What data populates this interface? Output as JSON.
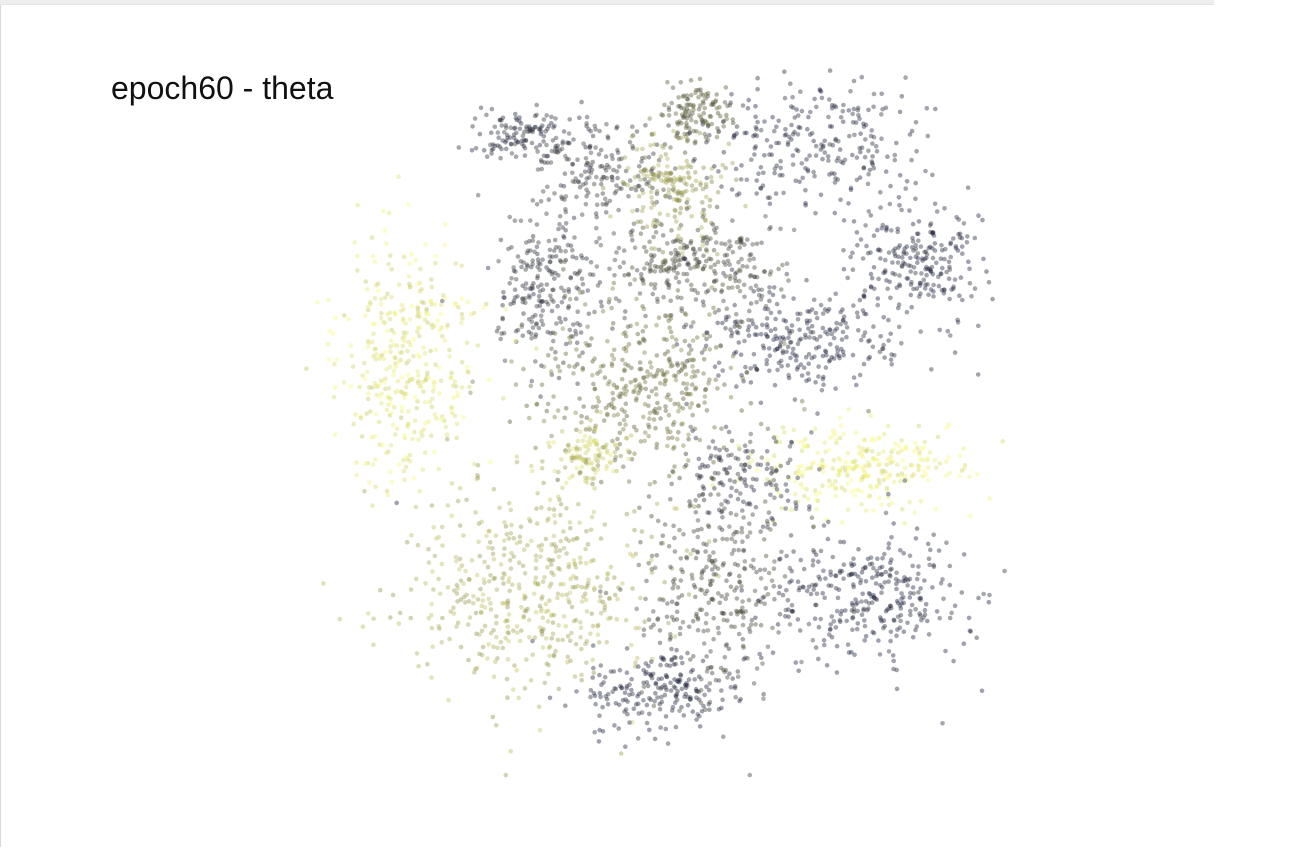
{
  "chart_data": {
    "type": "scatter",
    "title": "epoch60 - theta",
    "xlabel": "",
    "ylabel": "",
    "grid": false,
    "legend": "none",
    "colormap": "cividis-like",
    "colors": {
      "low": "#1c2140",
      "mid": "#5b5b31",
      "high": "#f9fb7a"
    },
    "point_alpha": 0.42,
    "xlim": [
      -100,
      100
    ],
    "ylim": [
      -100,
      100
    ],
    "clusters": [
      {
        "center": [
          -37,
          82
        ],
        "spread": [
          10,
          5
        ],
        "theta": 0.1,
        "count": 130
      },
      {
        "center": [
          -15,
          72
        ],
        "spread": [
          13,
          9
        ],
        "theta": 0.2,
        "count": 170
      },
      {
        "center": [
          12,
          88
        ],
        "spread": [
          7,
          6
        ],
        "theta": 0.45,
        "count": 120
      },
      {
        "center": [
          5,
          68
        ],
        "spread": [
          9,
          11
        ],
        "theta": 0.7,
        "count": 180
      },
      {
        "center": [
          48,
          80
        ],
        "spread": [
          20,
          12
        ],
        "theta": 0.05,
        "count": 260
      },
      {
        "center": [
          -30,
          40
        ],
        "spread": [
          10,
          15
        ],
        "theta": 0.15,
        "count": 240
      },
      {
        "center": [
          10,
          45
        ],
        "spread": [
          18,
          9
        ],
        "theta": 0.3,
        "count": 280
      },
      {
        "center": [
          75,
          45
        ],
        "spread": [
          12,
          11
        ],
        "theta": 0.05,
        "count": 230
      },
      {
        "center": [
          42,
          25
        ],
        "spread": [
          20,
          10
        ],
        "theta": 0.05,
        "count": 280
      },
      {
        "center": [
          -70,
          18
        ],
        "spread": [
          14,
          22
        ],
        "theta": 0.92,
        "count": 380
      },
      {
        "center": [
          -5,
          12
        ],
        "spread": [
          22,
          17
        ],
        "theta": 0.55,
        "count": 400
      },
      {
        "center": [
          -18,
          -8
        ],
        "spread": [
          7,
          6
        ],
        "theta": 0.85,
        "count": 90
      },
      {
        "center": [
          58,
          -12
        ],
        "spread": [
          20,
          8
        ],
        "theta": 0.95,
        "count": 280
      },
      {
        "center": [
          25,
          -15
        ],
        "spread": [
          12,
          8
        ],
        "theta": 0.1,
        "count": 130
      },
      {
        "center": [
          -35,
          -45
        ],
        "spread": [
          24,
          20
        ],
        "theta": 0.75,
        "count": 500
      },
      {
        "center": [
          17,
          -45
        ],
        "spread": [
          15,
          20
        ],
        "theta": 0.3,
        "count": 320
      },
      {
        "center": [
          60,
          -48
        ],
        "spread": [
          20,
          13
        ],
        "theta": 0.05,
        "count": 330
      },
      {
        "center": [
          0,
          -75
        ],
        "spread": [
          15,
          7
        ],
        "theta": 0.05,
        "count": 210
      },
      {
        "center": [
          -75,
          -20
        ],
        "spread": [
          2,
          2
        ],
        "theta": 0.05,
        "count": 1
      },
      {
        "center": [
          90,
          14
        ],
        "spread": [
          1,
          1
        ],
        "theta": 0.05,
        "count": 1
      }
    ]
  }
}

★ ★ ★ ★ ★ ★ ★

**What to produce:**
Pictures are excluded; output everything else in the data verbatim.

**Written reply:**
What data populates this interface? Output as JSON.
{
  "chart_data": {
    "type": "scatter",
    "title": "epoch60 - theta",
    "xlabel": "",
    "ylabel": "",
    "grid": false,
    "legend": "none",
    "colormap": "cividis-like",
    "colors": {
      "low": "#1c2140",
      "mid": "#5b5b31",
      "high": "#f9fb7a"
    },
    "point_alpha": 0.42,
    "xlim": [
      -100,
      100
    ],
    "ylim": [
      -100,
      100
    ],
    "clusters": [
      {
        "center": [
          -37,
          82
        ],
        "spread": [
          10,
          5
        ],
        "theta": 0.1,
        "count": 130
      },
      {
        "center": [
          -15,
          72
        ],
        "spread": [
          13,
          9
        ],
        "theta": 0.2,
        "count": 170
      },
      {
        "center": [
          12,
          88
        ],
        "spread": [
          7,
          6
        ],
        "theta": 0.45,
        "count": 120
      },
      {
        "center": [
          5,
          68
        ],
        "spread": [
          9,
          11
        ],
        "theta": 0.7,
        "count": 180
      },
      {
        "center": [
          48,
          80
        ],
        "spread": [
          20,
          12
        ],
        "theta": 0.05,
        "count": 260
      },
      {
        "center": [
          -30,
          40
        ],
        "spread": [
          10,
          15
        ],
        "theta": 0.15,
        "count": 240
      },
      {
        "center": [
          10,
          45
        ],
        "spread": [
          18,
          9
        ],
        "theta": 0.3,
        "count": 280
      },
      {
        "center": [
          75,
          45
        ],
        "spread": [
          12,
          11
        ],
        "theta": 0.05,
        "count": 230
      },
      {
        "center": [
          42,
          25
        ],
        "spread": [
          20,
          10
        ],
        "theta": 0.05,
        "count": 280
      },
      {
        "center": [
          -70,
          18
        ],
        "spread": [
          14,
          22
        ],
        "theta": 0.92,
        "count": 380
      },
      {
        "center": [
          -5,
          12
        ],
        "spread": [
          22,
          17
        ],
        "theta": 0.55,
        "count": 400
      },
      {
        "center": [
          -18,
          -8
        ],
        "spread": [
          7,
          6
        ],
        "theta": 0.85,
        "count": 90
      },
      {
        "center": [
          58,
          -12
        ],
        "spread": [
          20,
          8
        ],
        "theta": 0.95,
        "count": 280
      },
      {
        "center": [
          25,
          -15
        ],
        "spread": [
          12,
          8
        ],
        "theta": 0.1,
        "count": 130
      },
      {
        "center": [
          -35,
          -45
        ],
        "spread": [
          24,
          20
        ],
        "theta": 0.75,
        "count": 500
      },
      {
        "center": [
          17,
          -45
        ],
        "spread": [
          15,
          20
        ],
        "theta": 0.3,
        "count": 320
      },
      {
        "center": [
          60,
          -48
        ],
        "spread": [
          20,
          13
        ],
        "theta": 0.05,
        "count": 330
      },
      {
        "center": [
          0,
          -75
        ],
        "spread": [
          15,
          7
        ],
        "theta": 0.05,
        "count": 210
      },
      {
        "center": [
          -75,
          -20
        ],
        "spread": [
          2,
          2
        ],
        "theta": 0.05,
        "count": 1
      },
      {
        "center": [
          90,
          14
        ],
        "spread": [
          1,
          1
        ],
        "theta": 0.05,
        "count": 1
      }
    ]
  }
}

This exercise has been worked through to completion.